> **RECORDS SUPPLIED**
========================================================================

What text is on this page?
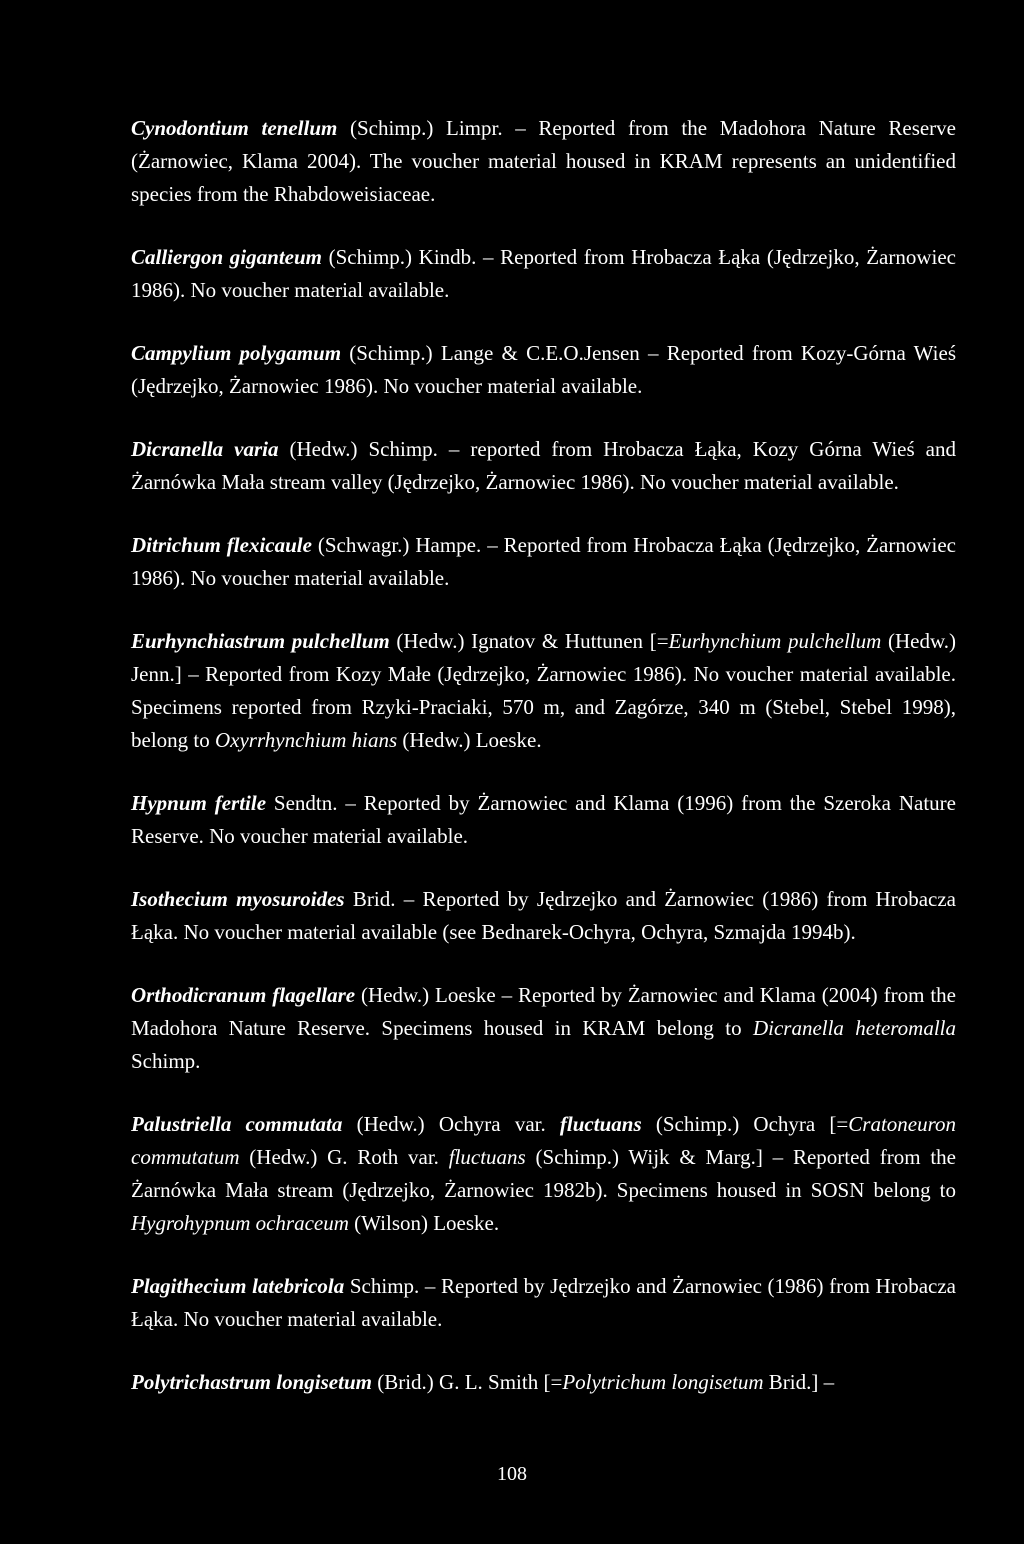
Cynodontium tenellum (Schimp.) Limpr. – Reported from the Madohora Nature Reserve (Żarnowiec, Klama 2004). The voucher material housed in KRAM represents an unidentified species from the Rhabdoweisiaceae.

Calliergon giganteum (Schimp.) Kindb. – Reported from Hrobacza Łąka (Jędrzejko, Żarnowiec 1986). No voucher material available.

Campylium polygamum (Schimp.) Lange & C.E.O.Jensen – Reported from Kozy-Górna Wieś (Jędrzejko, Żarnowiec 1986). No voucher material available.

Dicranella varia (Hedw.) Schimp. – reported from Hrobacza Łąka, Kozy Górna Wieś and Żarnówka Mała stream valley (Jędrzejko, Żarnowiec 1986). No voucher material available.

Ditrichum flexicaule (Schwagr.) Hampe. – Reported from Hrobacza Łąka (Jędrzejko, Żarnowiec 1986). No voucher material available.

Eurhynchiastrum pulchellum (Hedw.) Ignatov & Huttunen [=Eurhynchium pulchellum (Hedw.) Jenn.] – Reported from Kozy Małe (Jędrzejko, Żarnowiec 1986). No voucher material available. Specimens reported from Rzyki-Praciaki, 570 m, and Zagórze, 340 m (Stebel, Stebel 1998), belong to Oxyrrhynchium hians (Hedw.) Loeske.

Hypnum fertile Sendtn. – Reported by Żarnowiec and Klama (1996) from the Szeroka Nature Reserve. No voucher material available.

Isothecium myosuroides Brid. – Reported by Jędrzejko and Żarnowiec (1986) from Hrobacza Łąka. No voucher material available (see Bednarek-Ochyra, Ochyra, Szmajda 1994b).

Orthodicranum flagellare (Hedw.) Loeske – Reported by Żarnowiec and Klama (2004) from the Madohora Nature Reserve. Specimens housed in KRAM belong to Dicranella heteromalla Schimp.

Palustriella commutata (Hedw.) Ochyra var. fluctuans (Schimp.) Ochyra [=Cratoneuron commutatum (Hedw.) G. Roth var. fluctuans (Schimp.) Wijk & Marg.] – Reported from the Żarnówka Mała stream (Jędrzejko, Żarnowiec 1982b). Specimens housed in SOSN belong to Hygrohypnum ochraceum (Wilson) Loeske.

Plagithecium latebricola Schimp. – Reported by Jędrzejko and Żarnowiec (1986) from Hrobacza Łąka. No voucher material available.

Polytrichastrum longisetum (Brid.) G. L. Smith [=Polytrichum longisetum Brid.] –

108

========================================================================

> **REQUEST**
Isolate each line of the listing above that includes "Łąka". Copy it.

> **RESPONSE TO THIS TASK**
Calliergon giganteum (Schimp.) Kindb. – Reported from Hrobacza Łąka (Jędrzejko, Żarnowiec 1986). No voucher material available.
Dicranella varia (Hedw.) Schimp. – reported from Hrobacza Łąka, Kozy Górna Wieś and Żarnówka Mała stream valley (Jędrzejko, Żarnowiec 1986). No voucher material available.
Ditrichum flexicaule (Schwagr.) Hampe. – Reported from Hrobacza Łąka (Jędrzejko, Żarnowiec 1986). No voucher material available.
Isothecium myosuroides Brid. – Reported by Jędrzejko and Żarnowiec (1986) from Hrobacza Łąka. No voucher material available (see Bednarek-Ochyra, Ochyra, Szmajda 1994b).
Plagithecium latebricola Schimp. – Reported by Jędrzejko and Żarnowiec (1986) from Hrobacza Łąka. No voucher material available.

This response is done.